## start RECORD EXCERPTS

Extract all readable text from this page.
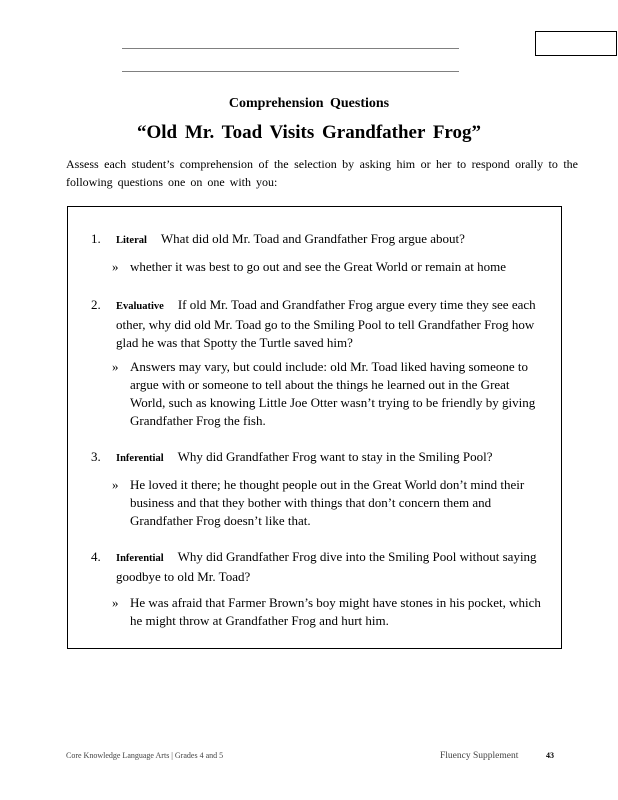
Comprehension Questions
“Old Mr. Toad Visits Grandfather Frog”
Assess each student’s comprehension of the selection by asking him or her to respond orally to the following questions one on one with you:
1. Literal What did old Mr. Toad and Grandfather Frog argue about?
» whether it was best to go out and see the Great World or remain at home
2. Evaluative If old Mr. Toad and Grandfather Frog argue every time they see each other, why did old Mr. Toad go to the Smiling Pool to tell Grandfather Frog how glad he was that Spotty the Turtle saved him?
» Answers may vary, but could include: old Mr. Toad liked having someone to argue with or someone to tell about the things he learned out in the Great World, such as knowing Little Joe Otter wasn’t trying to be friendly by giving Grandfather Frog the fish.
3. Inferential Why did Grandfather Frog want to stay in the Smiling Pool?
» He loved it there; he thought people out in the Great World don’t mind their business and that they bother with things that don’t concern them and Grandfather Frog doesn’t like that.
4. Inferential Why did Grandfather Frog dive into the Smiling Pool without saying goodbye to old Mr. Toad?
» He was afraid that Farmer Brown’s boy might have stones in his pocket, which he might throw at Grandfather Frog and hurt him.
Core Knowledge Language Arts | Grades 4 and 5	Fluency Supplement	43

## end RECORD EXCERPTS

## WHAT YOU NEED TO DO
Repeat the material above word for word and skip every image in it.

## ANSWER TO THIS PROBLEM
Extract all readable text from this page.
Comprehension Questions
“Old Mr. Toad Visits Grandfather Frog”
Assess each student’s comprehension of the selection by asking him or her to respond orally to the following questions one on one with you:
1. Literal What did old Mr. Toad and Grandfather Frog argue about?
» whether it was best to go out and see the Great World or remain at home
2. Evaluative If old Mr. Toad and Grandfather Frog argue every time they see each other, why did old Mr. Toad go to the Smiling Pool to tell Grandfather Frog how glad he was that Spotty the Turtle saved him?
» Answers may vary, but could include: old Mr. Toad liked having someone to argue with or someone to tell about the things he learned out in the Great World, such as knowing Little Joe Otter wasn’t trying to be friendly by giving Grandfather Frog the fish.
3. Inferential Why did Grandfather Frog want to stay in the Smiling Pool?
» He loved it there; he thought people out in the Great World don’t mind their business and that they bother with things that don’t concern them and Grandfather Frog doesn’t like that.
4. Inferential Why did Grandfather Frog dive into the Smiling Pool without saying goodbye to old Mr. Toad?
» He was afraid that Farmer Brown’s boy might have stones in his pocket, which he might throw at Grandfather Frog and hurt him.
Core Knowledge Language Arts | Grades 4 and 5	Fluency Supplement	43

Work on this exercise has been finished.